— Start of DATA FOR THIS EXERCISE —

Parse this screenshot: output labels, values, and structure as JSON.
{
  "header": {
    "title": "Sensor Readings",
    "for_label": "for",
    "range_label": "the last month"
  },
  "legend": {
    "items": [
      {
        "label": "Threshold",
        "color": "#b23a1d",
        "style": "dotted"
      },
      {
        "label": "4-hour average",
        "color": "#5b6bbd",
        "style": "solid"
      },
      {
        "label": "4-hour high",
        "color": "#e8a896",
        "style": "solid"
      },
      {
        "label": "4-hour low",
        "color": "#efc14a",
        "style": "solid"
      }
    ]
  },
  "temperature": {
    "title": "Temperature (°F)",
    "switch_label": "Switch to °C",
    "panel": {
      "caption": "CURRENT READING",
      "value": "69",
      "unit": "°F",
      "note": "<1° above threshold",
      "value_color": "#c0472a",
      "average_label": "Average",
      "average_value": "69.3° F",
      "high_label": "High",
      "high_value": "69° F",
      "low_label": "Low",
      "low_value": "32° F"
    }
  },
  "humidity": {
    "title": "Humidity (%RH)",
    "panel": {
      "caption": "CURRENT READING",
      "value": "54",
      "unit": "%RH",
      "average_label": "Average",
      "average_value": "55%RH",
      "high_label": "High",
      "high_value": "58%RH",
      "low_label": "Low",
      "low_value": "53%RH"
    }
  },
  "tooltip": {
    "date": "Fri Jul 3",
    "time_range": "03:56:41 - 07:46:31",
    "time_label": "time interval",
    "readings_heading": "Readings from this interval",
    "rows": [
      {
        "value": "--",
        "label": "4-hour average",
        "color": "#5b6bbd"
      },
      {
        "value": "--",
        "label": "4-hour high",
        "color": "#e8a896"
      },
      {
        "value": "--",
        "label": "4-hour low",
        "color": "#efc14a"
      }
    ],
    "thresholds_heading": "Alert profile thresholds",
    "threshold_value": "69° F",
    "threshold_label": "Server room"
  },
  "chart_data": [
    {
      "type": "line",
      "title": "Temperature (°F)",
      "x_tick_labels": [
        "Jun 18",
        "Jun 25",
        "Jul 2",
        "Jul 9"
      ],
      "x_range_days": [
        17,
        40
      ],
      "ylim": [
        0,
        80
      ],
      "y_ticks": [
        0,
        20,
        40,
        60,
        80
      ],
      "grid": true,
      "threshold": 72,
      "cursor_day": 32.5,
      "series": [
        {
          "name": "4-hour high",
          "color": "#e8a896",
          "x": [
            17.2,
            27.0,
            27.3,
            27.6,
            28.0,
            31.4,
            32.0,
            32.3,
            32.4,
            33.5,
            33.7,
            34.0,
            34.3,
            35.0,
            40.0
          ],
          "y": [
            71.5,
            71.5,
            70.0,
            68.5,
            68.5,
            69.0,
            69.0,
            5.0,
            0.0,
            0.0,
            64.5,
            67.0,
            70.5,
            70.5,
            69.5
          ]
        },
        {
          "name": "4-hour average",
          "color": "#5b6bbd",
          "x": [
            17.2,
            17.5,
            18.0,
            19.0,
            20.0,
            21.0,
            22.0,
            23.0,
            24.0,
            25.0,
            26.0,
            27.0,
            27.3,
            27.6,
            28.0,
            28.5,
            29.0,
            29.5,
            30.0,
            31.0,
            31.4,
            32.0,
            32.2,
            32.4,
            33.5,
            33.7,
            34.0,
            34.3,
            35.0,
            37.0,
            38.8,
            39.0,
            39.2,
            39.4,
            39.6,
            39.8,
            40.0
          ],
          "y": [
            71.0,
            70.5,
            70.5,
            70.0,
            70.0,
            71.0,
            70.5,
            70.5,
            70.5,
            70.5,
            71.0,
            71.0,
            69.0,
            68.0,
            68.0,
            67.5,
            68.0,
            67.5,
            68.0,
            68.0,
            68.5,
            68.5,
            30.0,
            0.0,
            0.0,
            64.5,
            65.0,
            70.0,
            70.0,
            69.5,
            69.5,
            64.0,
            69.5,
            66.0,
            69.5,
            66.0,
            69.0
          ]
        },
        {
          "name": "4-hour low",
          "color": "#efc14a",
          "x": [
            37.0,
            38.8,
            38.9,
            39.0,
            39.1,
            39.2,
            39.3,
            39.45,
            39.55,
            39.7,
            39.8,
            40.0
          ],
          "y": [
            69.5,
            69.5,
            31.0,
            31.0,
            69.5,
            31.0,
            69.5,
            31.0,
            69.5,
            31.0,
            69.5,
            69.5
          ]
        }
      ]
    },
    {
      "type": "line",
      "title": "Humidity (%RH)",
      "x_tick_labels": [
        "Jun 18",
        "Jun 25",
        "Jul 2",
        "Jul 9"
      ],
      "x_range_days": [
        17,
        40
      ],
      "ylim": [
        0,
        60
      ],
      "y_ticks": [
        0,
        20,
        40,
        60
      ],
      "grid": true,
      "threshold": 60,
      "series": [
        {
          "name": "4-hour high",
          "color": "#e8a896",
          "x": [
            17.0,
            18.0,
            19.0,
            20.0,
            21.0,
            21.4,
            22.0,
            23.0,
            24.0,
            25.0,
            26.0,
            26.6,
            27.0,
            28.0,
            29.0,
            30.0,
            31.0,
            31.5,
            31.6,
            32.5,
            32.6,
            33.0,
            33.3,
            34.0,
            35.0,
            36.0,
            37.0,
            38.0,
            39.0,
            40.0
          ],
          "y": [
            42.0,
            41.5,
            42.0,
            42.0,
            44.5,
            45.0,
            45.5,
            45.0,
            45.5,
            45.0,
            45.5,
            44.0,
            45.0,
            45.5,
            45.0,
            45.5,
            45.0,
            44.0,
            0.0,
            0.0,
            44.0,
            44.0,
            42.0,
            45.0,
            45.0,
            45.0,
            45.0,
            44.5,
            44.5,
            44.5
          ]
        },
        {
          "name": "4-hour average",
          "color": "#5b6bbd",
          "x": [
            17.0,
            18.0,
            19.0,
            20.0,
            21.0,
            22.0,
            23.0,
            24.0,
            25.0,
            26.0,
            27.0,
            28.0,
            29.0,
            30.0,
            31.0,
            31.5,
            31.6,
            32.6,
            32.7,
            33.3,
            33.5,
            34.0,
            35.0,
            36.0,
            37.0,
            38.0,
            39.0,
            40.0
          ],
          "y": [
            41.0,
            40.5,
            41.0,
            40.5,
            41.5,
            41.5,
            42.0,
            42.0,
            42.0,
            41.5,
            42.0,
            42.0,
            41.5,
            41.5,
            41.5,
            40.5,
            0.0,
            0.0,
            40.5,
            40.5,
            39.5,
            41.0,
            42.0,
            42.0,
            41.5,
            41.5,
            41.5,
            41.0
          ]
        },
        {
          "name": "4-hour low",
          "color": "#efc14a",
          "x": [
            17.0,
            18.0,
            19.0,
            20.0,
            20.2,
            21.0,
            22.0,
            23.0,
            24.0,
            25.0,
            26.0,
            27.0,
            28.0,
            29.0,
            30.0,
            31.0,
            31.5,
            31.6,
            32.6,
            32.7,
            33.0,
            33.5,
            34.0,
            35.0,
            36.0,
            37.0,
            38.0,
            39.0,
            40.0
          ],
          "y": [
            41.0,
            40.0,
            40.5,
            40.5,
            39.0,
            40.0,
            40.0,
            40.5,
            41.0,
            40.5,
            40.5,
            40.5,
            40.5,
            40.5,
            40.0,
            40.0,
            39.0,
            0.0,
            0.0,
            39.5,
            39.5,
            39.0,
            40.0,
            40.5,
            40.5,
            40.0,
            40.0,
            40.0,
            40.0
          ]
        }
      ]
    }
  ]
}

— End of DATA FOR THIS EXERCISE —

WORK TO BE COMPLETED
Write out all the lines again, exactly as they are.

COMPLETED EXERCISE
Parse this screenshot: output labels, values, and structure as JSON.
{
  "header": {
    "title": "Sensor Readings",
    "for_label": "for",
    "range_label": "the last month"
  },
  "legend": {
    "items": [
      {
        "label": "Threshold",
        "color": "#b23a1d",
        "style": "dotted"
      },
      {
        "label": "4-hour average",
        "color": "#5b6bbd",
        "style": "solid"
      },
      {
        "label": "4-hour high",
        "color": "#e8a896",
        "style": "solid"
      },
      {
        "label": "4-hour low",
        "color": "#efc14a",
        "style": "solid"
      }
    ]
  },
  "temperature": {
    "title": "Temperature (°F)",
    "switch_label": "Switch to °C",
    "panel": {
      "caption": "CURRENT READING",
      "value": "69",
      "unit": "°F",
      "note": "<1° above threshold",
      "value_color": "#c0472a",
      "average_label": "Average",
      "average_value": "69.3° F",
      "high_label": "High",
      "high_value": "69° F",
      "low_label": "Low",
      "low_value": "32° F"
    }
  },
  "humidity": {
    "title": "Humidity (%RH)",
    "panel": {
      "caption": "CURRENT READING",
      "value": "54",
      "unit": "%RH",
      "average_label": "Average",
      "average_value": "55%RH",
      "high_label": "High",
      "high_value": "58%RH",
      "low_label": "Low",
      "low_value": "53%RH"
    }
  },
  "tooltip": {
    "date": "Fri Jul 3",
    "time_range": "03:56:41 - 07:46:31",
    "time_label": "time interval",
    "readings_heading": "Readings from this interval",
    "rows": [
      {
        "value": "--",
        "label": "4-hour average",
        "color": "#5b6bbd"
      },
      {
        "value": "--",
        "label": "4-hour high",
        "color": "#e8a896"
      },
      {
        "value": "--",
        "label": "4-hour low",
        "color": "#efc14a"
      }
    ],
    "thresholds_heading": "Alert profile thresholds",
    "threshold_value": "69° F",
    "threshold_label": "Server room"
  },
  "chart_data": [
    {
      "type": "line",
      "title": "Temperature (°F)",
      "x_tick_labels": [
        "Jun 18",
        "Jun 25",
        "Jul 2",
        "Jul 9"
      ],
      "x_range_days": [
        17,
        40
      ],
      "ylim": [
        0,
        80
      ],
      "y_ticks": [
        0,
        20,
        40,
        60,
        80
      ],
      "grid": true,
      "threshold": 72,
      "cursor_day": 32.5,
      "series": [
        {
          "name": "4-hour high",
          "color": "#e8a896",
          "x": [
            17.2,
            27.0,
            27.3,
            27.6,
            28.0,
            31.4,
            32.0,
            32.3,
            32.4,
            33.5,
            33.7,
            34.0,
            34.3,
            35.0,
            40.0
          ],
          "y": [
            71.5,
            71.5,
            70.0,
            68.5,
            68.5,
            69.0,
            69.0,
            5.0,
            0.0,
            0.0,
            64.5,
            67.0,
            70.5,
            70.5,
            69.5
          ]
        },
        {
          "name": "4-hour average",
          "color": "#5b6bbd",
          "x": [
            17.2,
            17.5,
            18.0,
            19.0,
            20.0,
            21.0,
            22.0,
            23.0,
            24.0,
            25.0,
            26.0,
            27.0,
            27.3,
            27.6,
            28.0,
            28.5,
            29.0,
            29.5,
            30.0,
            31.0,
            31.4,
            32.0,
            32.2,
            32.4,
            33.5,
            33.7,
            34.0,
            34.3,
            35.0,
            37.0,
            38.8,
            39.0,
            39.2,
            39.4,
            39.6,
            39.8,
            40.0
          ],
          "y": [
            71.0,
            70.5,
            70.5,
            70.0,
            70.0,
            71.0,
            70.5,
            70.5,
            70.5,
            70.5,
            71.0,
            71.0,
            69.0,
            68.0,
            68.0,
            67.5,
            68.0,
            67.5,
            68.0,
            68.0,
            68.5,
            68.5,
            30.0,
            0.0,
            0.0,
            64.5,
            65.0,
            70.0,
            70.0,
            69.5,
            69.5,
            64.0,
            69.5,
            66.0,
            69.5,
            66.0,
            69.0
          ]
        },
        {
          "name": "4-hour low",
          "color": "#efc14a",
          "x": [
            37.0,
            38.8,
            38.9,
            39.0,
            39.1,
            39.2,
            39.3,
            39.45,
            39.55,
            39.7,
            39.8,
            40.0
          ],
          "y": [
            69.5,
            69.5,
            31.0,
            31.0,
            69.5,
            31.0,
            69.5,
            31.0,
            69.5,
            31.0,
            69.5,
            69.5
          ]
        }
      ]
    },
    {
      "type": "line",
      "title": "Humidity (%RH)",
      "x_tick_labels": [
        "Jun 18",
        "Jun 25",
        "Jul 2",
        "Jul 9"
      ],
      "x_range_days": [
        17,
        40
      ],
      "ylim": [
        0,
        60
      ],
      "y_ticks": [
        0,
        20,
        40,
        60
      ],
      "grid": true,
      "threshold": 60,
      "series": [
        {
          "name": "4-hour high",
          "color": "#e8a896",
          "x": [
            17.0,
            18.0,
            19.0,
            20.0,
            21.0,
            21.4,
            22.0,
            23.0,
            24.0,
            25.0,
            26.0,
            26.6,
            27.0,
            28.0,
            29.0,
            30.0,
            31.0,
            31.5,
            31.6,
            32.5,
            32.6,
            33.0,
            33.3,
            34.0,
            35.0,
            36.0,
            37.0,
            38.0,
            39.0,
            40.0
          ],
          "y": [
            42.0,
            41.5,
            42.0,
            42.0,
            44.5,
            45.0,
            45.5,
            45.0,
            45.5,
            45.0,
            45.5,
            44.0,
            45.0,
            45.5,
            45.0,
            45.5,
            45.0,
            44.0,
            0.0,
            0.0,
            44.0,
            44.0,
            42.0,
            45.0,
            45.0,
            45.0,
            45.0,
            44.5,
            44.5,
            44.5
          ]
        },
        {
          "name": "4-hour average",
          "color": "#5b6bbd",
          "x": [
            17.0,
            18.0,
            19.0,
            20.0,
            21.0,
            22.0,
            23.0,
            24.0,
            25.0,
            26.0,
            27.0,
            28.0,
            29.0,
            30.0,
            31.0,
            31.5,
            31.6,
            32.6,
            32.7,
            33.3,
            33.5,
            34.0,
            35.0,
            36.0,
            37.0,
            38.0,
            39.0,
            40.0
          ],
          "y": [
            41.0,
            40.5,
            41.0,
            40.5,
            41.5,
            41.5,
            42.0,
            42.0,
            42.0,
            41.5,
            42.0,
            42.0,
            41.5,
            41.5,
            41.5,
            40.5,
            0.0,
            0.0,
            40.5,
            40.5,
            39.5,
            41.0,
            42.0,
            42.0,
            41.5,
            41.5,
            41.5,
            41.0
          ]
        },
        {
          "name": "4-hour low",
          "color": "#efc14a",
          "x": [
            17.0,
            18.0,
            19.0,
            20.0,
            20.2,
            21.0,
            22.0,
            23.0,
            24.0,
            25.0,
            26.0,
            27.0,
            28.0,
            29.0,
            30.0,
            31.0,
            31.5,
            31.6,
            32.6,
            32.7,
            33.0,
            33.5,
            34.0,
            35.0,
            36.0,
            37.0,
            38.0,
            39.0,
            40.0
          ],
          "y": [
            41.0,
            40.0,
            40.5,
            40.5,
            39.0,
            40.0,
            40.0,
            40.5,
            41.0,
            40.5,
            40.5,
            40.5,
            40.5,
            40.5,
            40.0,
            40.0,
            39.0,
            0.0,
            0.0,
            39.5,
            39.5,
            39.0,
            40.0,
            40.5,
            40.5,
            40.0,
            40.0,
            40.0,
            40.0
          ]
        }
      ]
    }
  ]
}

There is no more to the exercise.